Show each line of the data below that has the string "adalah" in it.
** BEGIN Raw data **
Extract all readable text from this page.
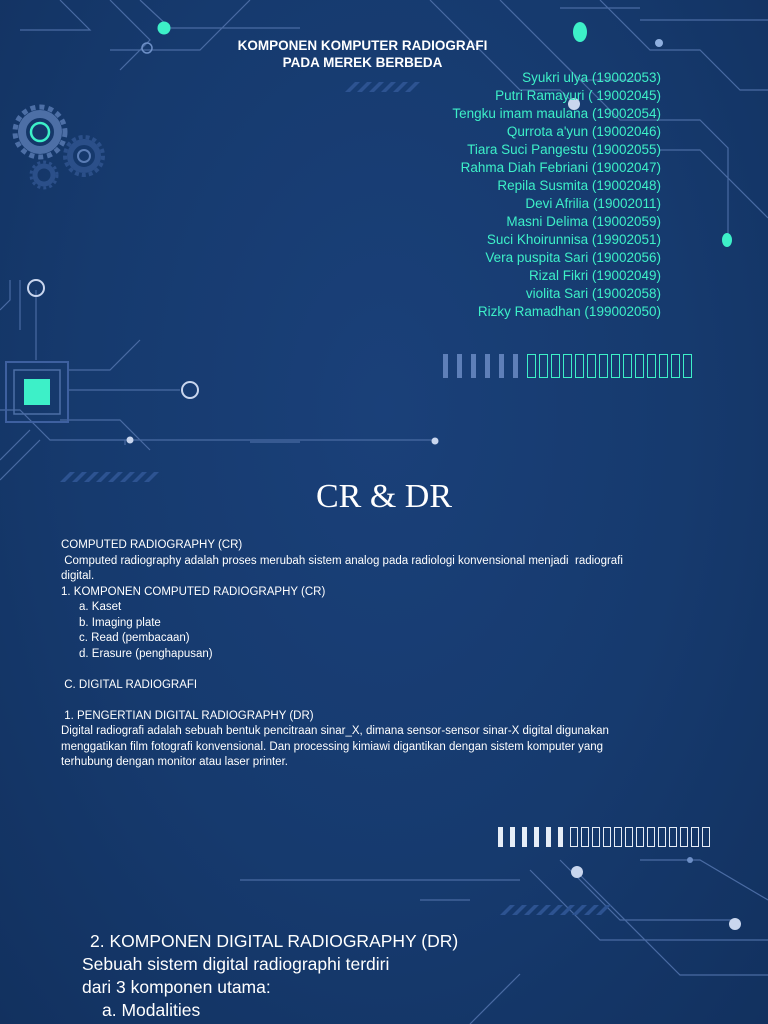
KOMPONEN KOMPUTER RADIOGRAFI
PADA MEREK BERBEDA
Syukri ulya (19002053)
Putri Ramayuri ( 19002045)
Tengku imam maulana (19002054)
Qurrota a'yun (19002046)
Tiara Suci Pangestu (19002055)
Rahma Diah Febriani (19002047)
Repila Susmita (19002048)
Devi Afrilia (19002011)
Masni Delima (19002059)
Suci Khoirunnisa (19902051)
Vera puspita Sari (19002056)
Rizal Fikri (19002049)
violita Sari (19002058)
Rizky Ramadhan (199002050)
CR & DR
COMPUTED RADIOGRAPHY (CR)
Computed radiography adalah proses merubah sistem analog pada radiologi konvensional menjadi  radiografi
digital.
1. KOMPONEN COMPUTED RADIOGRAPHY (CR)
a. Kaset
b. Imaging plate
c. Read (pembacaan)
d. Erasure (penghapusan)
C. DIGITAL RADIOGRAFI
1. PENGERTIAN DIGITAL RADIOGRAPHY (DR)
Digital radiografi adalah sebuah bentuk pencitraan sinar_X, dimana sensor-sensor sinar-X digital digunakan
menggatikan film fotografi konvensional. Dan processing kimiawi digantikan dengan sistem komputer yang
terhubung dengan monitor atau laser printer.
2. KOMPONEN DIGITAL RADIOGRAPHY (DR)
Sebuah sistem digital radiographi terdiri
dari 3 komponen utama:
a. Modalities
** END Raw data **
- **Answer below**
Computed radiography adalah proses merubah sistem analog pada radiologi konvensional menjadi  radiografi
Digital radiografi adalah sebuah bentuk pencitraan sinar_X, dimana sensor-sensor sinar-X digital digunakan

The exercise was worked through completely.